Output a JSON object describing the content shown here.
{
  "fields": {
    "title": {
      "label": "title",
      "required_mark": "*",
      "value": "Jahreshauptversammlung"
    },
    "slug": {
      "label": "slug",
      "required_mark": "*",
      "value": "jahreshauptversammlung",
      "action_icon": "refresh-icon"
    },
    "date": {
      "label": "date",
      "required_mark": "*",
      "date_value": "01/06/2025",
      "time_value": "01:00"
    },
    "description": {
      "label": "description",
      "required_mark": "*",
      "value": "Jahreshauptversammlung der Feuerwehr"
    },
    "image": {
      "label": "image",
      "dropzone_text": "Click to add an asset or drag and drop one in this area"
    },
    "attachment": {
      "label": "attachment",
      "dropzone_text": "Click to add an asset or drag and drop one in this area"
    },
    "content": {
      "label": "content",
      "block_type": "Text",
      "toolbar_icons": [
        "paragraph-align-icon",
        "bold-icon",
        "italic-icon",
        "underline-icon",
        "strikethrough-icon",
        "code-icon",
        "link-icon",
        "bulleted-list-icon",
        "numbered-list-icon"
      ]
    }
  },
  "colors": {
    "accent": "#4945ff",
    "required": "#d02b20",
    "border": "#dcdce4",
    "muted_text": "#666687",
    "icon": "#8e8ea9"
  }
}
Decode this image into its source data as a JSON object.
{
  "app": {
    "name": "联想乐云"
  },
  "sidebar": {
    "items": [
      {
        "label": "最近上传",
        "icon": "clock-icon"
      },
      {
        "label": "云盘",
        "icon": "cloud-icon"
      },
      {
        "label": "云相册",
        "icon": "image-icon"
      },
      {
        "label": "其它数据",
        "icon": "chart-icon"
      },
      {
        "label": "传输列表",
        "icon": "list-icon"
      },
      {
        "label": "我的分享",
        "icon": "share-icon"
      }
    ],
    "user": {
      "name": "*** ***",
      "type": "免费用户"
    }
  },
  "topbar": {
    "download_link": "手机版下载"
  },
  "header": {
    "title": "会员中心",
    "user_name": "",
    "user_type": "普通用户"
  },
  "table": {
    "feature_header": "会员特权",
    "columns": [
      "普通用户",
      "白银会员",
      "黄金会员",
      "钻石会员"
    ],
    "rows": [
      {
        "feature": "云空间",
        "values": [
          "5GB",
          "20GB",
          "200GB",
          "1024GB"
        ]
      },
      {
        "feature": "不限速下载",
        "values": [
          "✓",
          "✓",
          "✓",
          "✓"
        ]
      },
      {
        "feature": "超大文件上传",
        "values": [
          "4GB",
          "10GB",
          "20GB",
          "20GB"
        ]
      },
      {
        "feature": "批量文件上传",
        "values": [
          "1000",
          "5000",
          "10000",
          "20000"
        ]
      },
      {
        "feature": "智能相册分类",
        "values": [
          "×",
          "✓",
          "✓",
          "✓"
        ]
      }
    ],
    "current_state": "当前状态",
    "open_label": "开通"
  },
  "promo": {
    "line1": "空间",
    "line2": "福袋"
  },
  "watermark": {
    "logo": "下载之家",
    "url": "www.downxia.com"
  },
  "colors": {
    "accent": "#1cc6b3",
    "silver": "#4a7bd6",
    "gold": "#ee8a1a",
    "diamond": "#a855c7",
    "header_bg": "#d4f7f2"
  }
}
- - -
Copy out each line of the data where the string "content" appears.

◆ **Complete response**
Output a JSON object describing the content shown here.
    "content": {
      "label": "content",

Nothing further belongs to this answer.